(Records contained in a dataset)
——————————

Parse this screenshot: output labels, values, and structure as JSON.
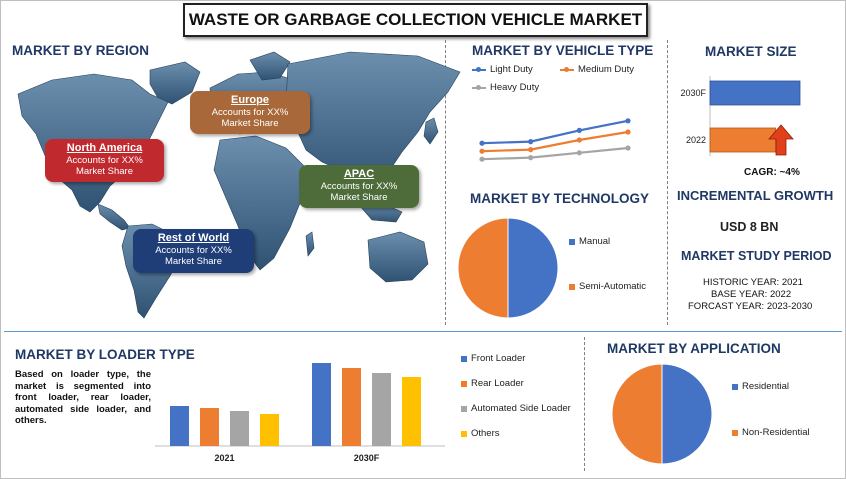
{
  "title": "WASTE OR GARBAGE COLLECTION VEHICLE MARKET",
  "colors": {
    "blue": "#4472c4",
    "orange": "#ed7d31",
    "gray": "#a5a5a5",
    "yellow": "#ffc000",
    "heading": "#1f3864"
  },
  "region": {
    "heading": "MARKET BY REGION",
    "boxes": [
      {
        "name": "Europe",
        "line1": "Accounts for XX%",
        "line2": "Market Share",
        "color": "#a9683a"
      },
      {
        "name": "North America",
        "line1": "Accounts for XX%",
        "line2": "Market Share",
        "color": "#c0292e"
      },
      {
        "name": "APAC",
        "line1": "Accounts for XX%",
        "line2": "Market Share",
        "color": "#4e6b3a"
      },
      {
        "name": "Rest of World",
        "line1": "Accounts for XX%",
        "line2": "Market Share",
        "color": "#1f3e78"
      }
    ]
  },
  "vehicle_type": {
    "heading": "MARKET BY VEHICLE TYPE"
  },
  "technology": {
    "heading": "MARKET BY TECHNOLOGY"
  },
  "market_size": {
    "heading": "MARKET SIZE",
    "cagr": "CAGR:  ~4%",
    "incremental_heading": "INCREMENTAL GROWTH",
    "incremental_value": "USD 8 BN",
    "study_heading": "MARKET STUDY PERIOD",
    "historic": "HISTORIC YEAR: 2021",
    "base": "BASE YEAR: 2022",
    "forecast": "FORCAST YEAR: 2023-2030"
  },
  "loader": {
    "heading": "MARKET BY LOADER TYPE",
    "description": "Based on loader type, the market is segmented into front loader, rear loader, automated side loader, and others."
  },
  "application": {
    "heading": "MARKET BY APPLICATION"
  },
  "chart_data": [
    {
      "id": "vehicle_type",
      "type": "line",
      "x": [
        1,
        2,
        3,
        4
      ],
      "series": [
        {
          "name": "Light Duty",
          "values": [
            4.6,
            4.8,
            6.2,
            7.4
          ],
          "color": "#4472c4"
        },
        {
          "name": "Medium Duty",
          "values": [
            3.6,
            3.8,
            5.0,
            6.0
          ],
          "color": "#ed7d31"
        },
        {
          "name": "Heavy Duty",
          "values": [
            2.6,
            2.8,
            3.4,
            4.0
          ],
          "color": "#a5a5a5"
        }
      ],
      "ylim": [
        0,
        10
      ],
      "legend": "top",
      "grid": false
    },
    {
      "id": "technology",
      "type": "pie",
      "labels": [
        "Manual",
        "Semi-Automatic"
      ],
      "values": [
        50,
        50
      ],
      "colors": [
        "#4472c4",
        "#ed7d31"
      ],
      "legend": "right"
    },
    {
      "id": "market_size",
      "type": "bar",
      "orientation": "horizontal",
      "categories": [
        "2030F",
        "2022"
      ],
      "values": [
        100,
        73
      ],
      "colors": [
        "#4472c4",
        "#ed7d31"
      ],
      "xlim": [
        0,
        100
      ]
    },
    {
      "id": "loader_type",
      "type": "bar",
      "categories": [
        "2021",
        "2030F"
      ],
      "series": [
        {
          "name": "Front Loader",
          "values": [
            40,
            83
          ],
          "color": "#4472c4"
        },
        {
          "name": "Rear Loader",
          "values": [
            38,
            78
          ],
          "color": "#ed7d31"
        },
        {
          "name": "Automated Side Loader",
          "values": [
            35,
            73
          ],
          "color": "#a5a5a5"
        },
        {
          "name": "Others",
          "values": [
            32,
            69
          ],
          "color": "#ffc000"
        }
      ],
      "ylim": [
        0,
        90
      ],
      "legend": "right"
    },
    {
      "id": "application",
      "type": "pie",
      "labels": [
        "Residential",
        "Non-Residential"
      ],
      "values": [
        50,
        50
      ],
      "colors": [
        "#4472c4",
        "#ed7d31"
      ],
      "legend": "right"
    }
  ]
}
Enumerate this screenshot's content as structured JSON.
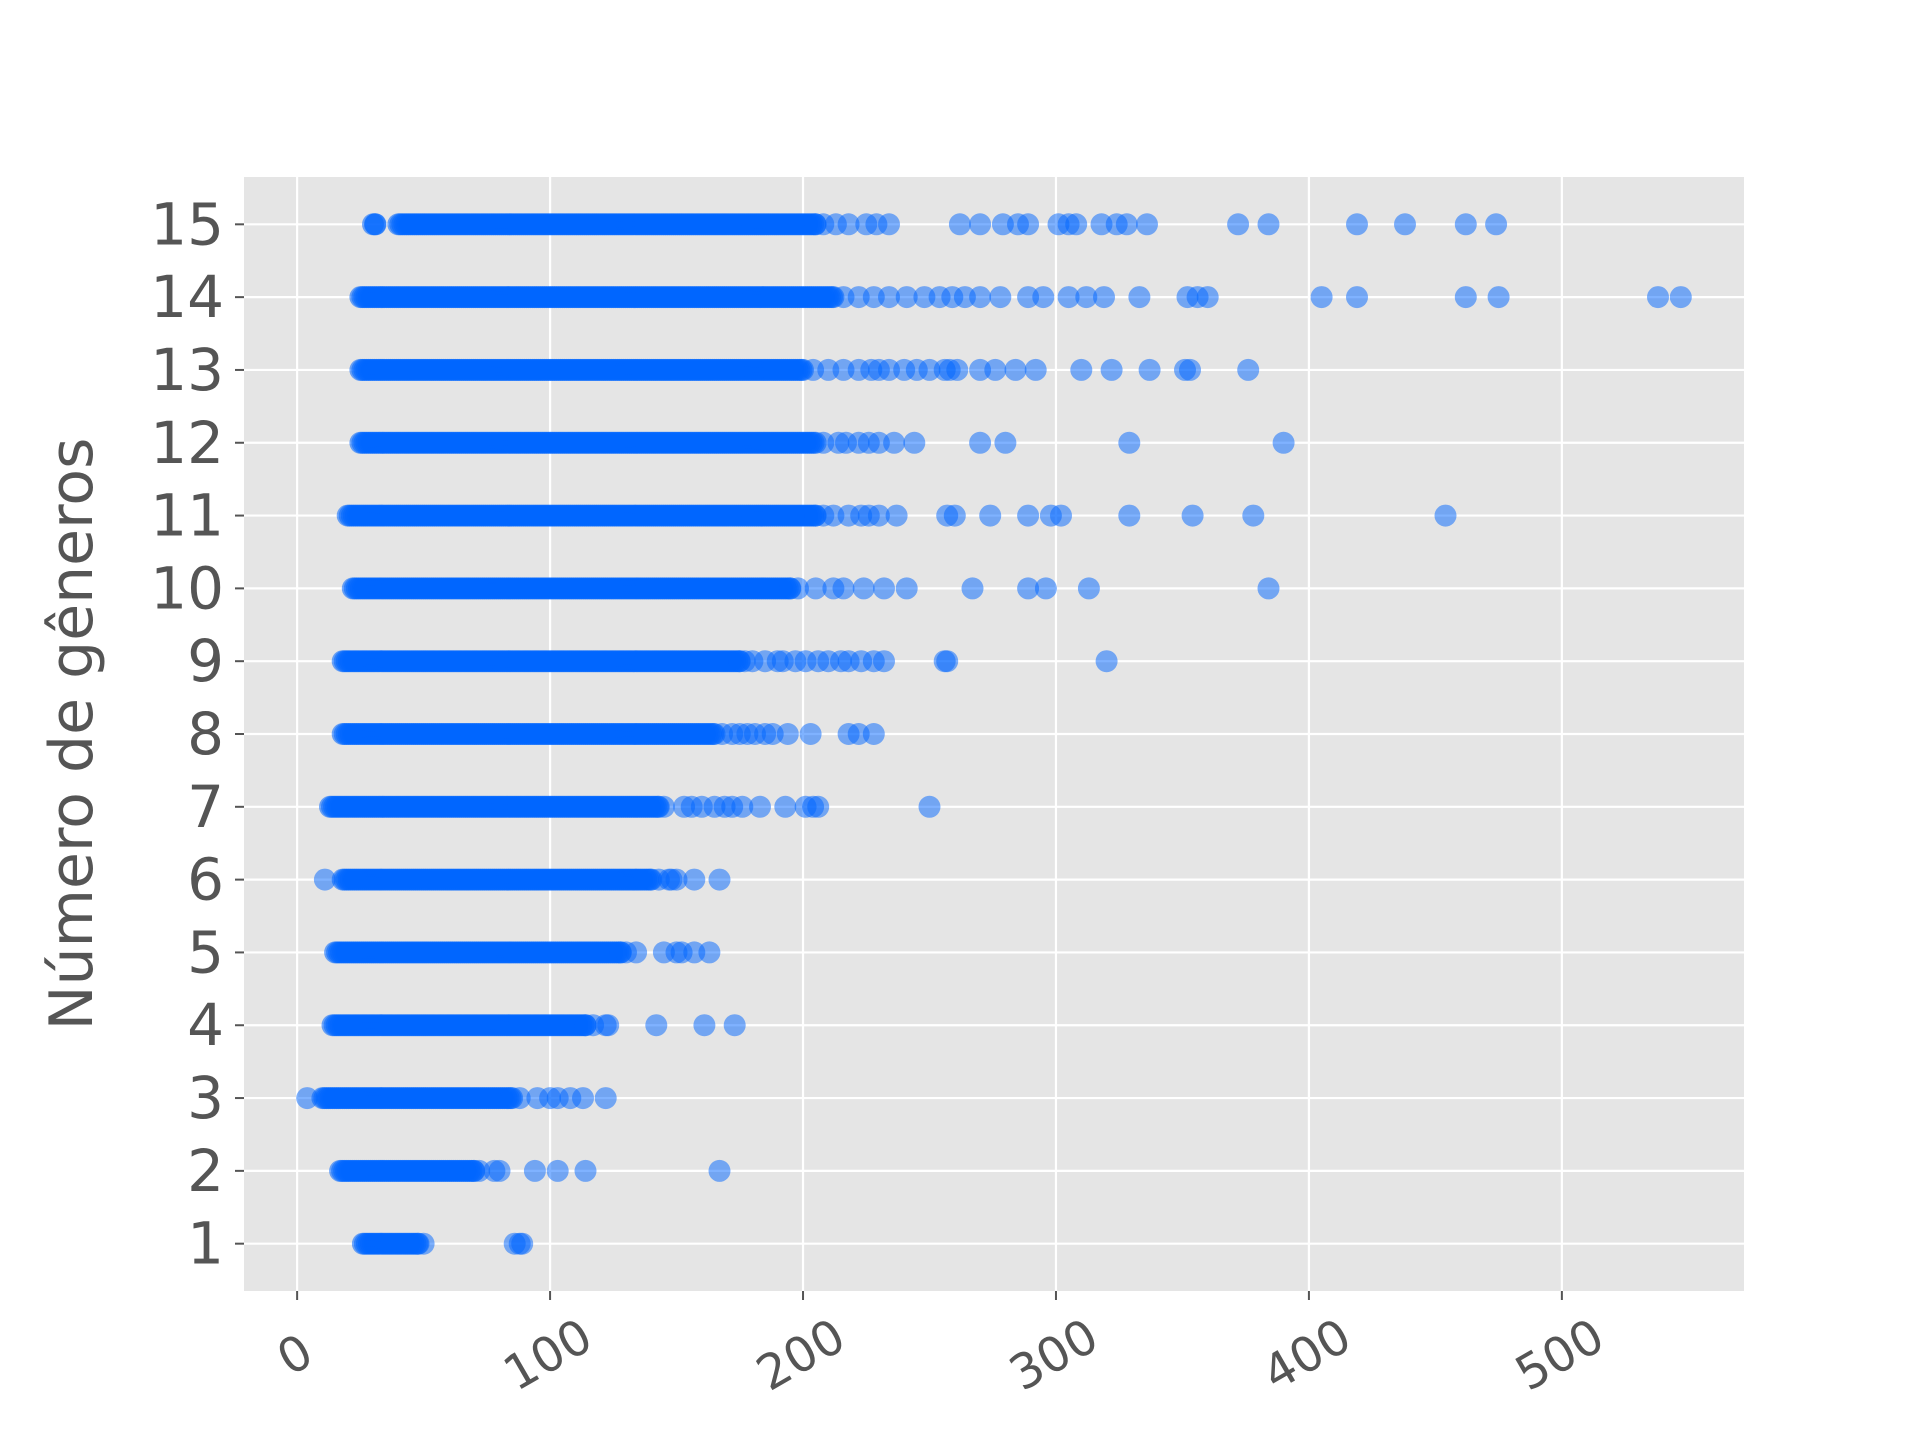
{
  "chart_data": {
    "type": "scatter",
    "title": "",
    "xlabel": "",
    "ylabel": "Número de gêneros",
    "xlim": [
      -21,
      572
    ],
    "ylim": [
      0.35,
      15.65
    ],
    "x_ticks": [
      "0",
      "100",
      "200",
      "300",
      "400",
      "500"
    ],
    "y_ticks": [
      "1",
      "2",
      "3",
      "4",
      "5",
      "6",
      "7",
      "8",
      "9",
      "10",
      "11",
      "12",
      "13",
      "14",
      "15"
    ],
    "grid": true,
    "background": "#e5e5e5",
    "point_color": "#0066ff",
    "rows": [
      {
        "y": 1,
        "dense": [
          [
            26,
            48
          ]
        ],
        "outliers": [
          50,
          86,
          88,
          89
        ]
      },
      {
        "y": 2,
        "dense": [
          [
            17,
            70
          ]
        ],
        "outliers": [
          72,
          78,
          80,
          94,
          103,
          114,
          167
        ]
      },
      {
        "y": 3,
        "dense": [
          [
            10,
            85
          ]
        ],
        "outliers": [
          4,
          88,
          95,
          100,
          103,
          108,
          113,
          122
        ]
      },
      {
        "y": 4,
        "dense": [
          [
            14,
            114
          ]
        ],
        "outliers": [
          117,
          122,
          123,
          142,
          161,
          173
        ]
      },
      {
        "y": 5,
        "dense": [
          [
            15,
            128
          ]
        ],
        "outliers": [
          130,
          134,
          145,
          150,
          152,
          157,
          163
        ]
      },
      {
        "y": 6,
        "dense": [
          [
            18,
            140
          ]
        ],
        "outliers": [
          11,
          143,
          147,
          148,
          150,
          157,
          167
        ]
      },
      {
        "y": 7,
        "dense": [
          [
            13,
            143
          ]
        ],
        "outliers": [
          145,
          153,
          156,
          160,
          165,
          169,
          172,
          176,
          183,
          193,
          201,
          204,
          206,
          250
        ]
      },
      {
        "y": 8,
        "dense": [
          [
            18,
            165
          ]
        ],
        "outliers": [
          168,
          172,
          175,
          178,
          181,
          185,
          188,
          194,
          203,
          218,
          222,
          228
        ]
      },
      {
        "y": 9,
        "dense": [
          [
            18,
            175
          ]
        ],
        "outliers": [
          177,
          180,
          185,
          190,
          192,
          197,
          201,
          206,
          210,
          215,
          218,
          223,
          228,
          232,
          256,
          257,
          320
        ]
      },
      {
        "y": 10,
        "dense": [
          [
            22,
            195
          ]
        ],
        "outliers": [
          198,
          205,
          212,
          216,
          224,
          232,
          241,
          267,
          289,
          296,
          313,
          384
        ]
      },
      {
        "y": 11,
        "dense": [
          [
            20,
            205
          ]
        ],
        "outliers": [
          208,
          212,
          218,
          223,
          226,
          230,
          237,
          257,
          260,
          274,
          289,
          298,
          302,
          329,
          354,
          378,
          454
        ]
      },
      {
        "y": 12,
        "dense": [
          [
            25,
            205
          ]
        ],
        "outliers": [
          208,
          214,
          217,
          222,
          226,
          230,
          236,
          244,
          270,
          280,
          329,
          390
        ]
      },
      {
        "y": 13,
        "dense": [
          [
            25,
            200
          ]
        ],
        "outliers": [
          204,
          210,
          216,
          222,
          227,
          230,
          234,
          240,
          245,
          250,
          256,
          258,
          261,
          270,
          276,
          284,
          292,
          310,
          322,
          337,
          351,
          353,
          376
        ]
      },
      {
        "y": 14,
        "dense": [
          [
            25,
            212
          ]
        ],
        "outliers": [
          216,
          222,
          228,
          234,
          241,
          248,
          254,
          259,
          264,
          270,
          278,
          289,
          295,
          305,
          312,
          319,
          333,
          352,
          356,
          360,
          405,
          419,
          462,
          475,
          538,
          547
        ]
      },
      {
        "y": 15,
        "dense": [
          [
            30,
            31
          ],
          [
            40,
            205
          ]
        ],
        "outliers": [
          208,
          213,
          218,
          225,
          229,
          234,
          262,
          270,
          279,
          285,
          289,
          301,
          305,
          308,
          318,
          324,
          328,
          336,
          372,
          384,
          419,
          438,
          462,
          474
        ]
      }
    ]
  }
}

——————————

Pick out and copy every line that contains the word "name".

→ **THE REPLY**:
        "name": "Europe",
        "name": "North America",
        "name": "APAC",
        "name": "Rest of World",
          "name": "Light Duty",
          "name": "Medium Duty",
          "name": "Heavy Duty",
          "name": "Front Loader",
          "name": "Rear Loader",
          "name": "Automated Side Loader",
          "name": "Others",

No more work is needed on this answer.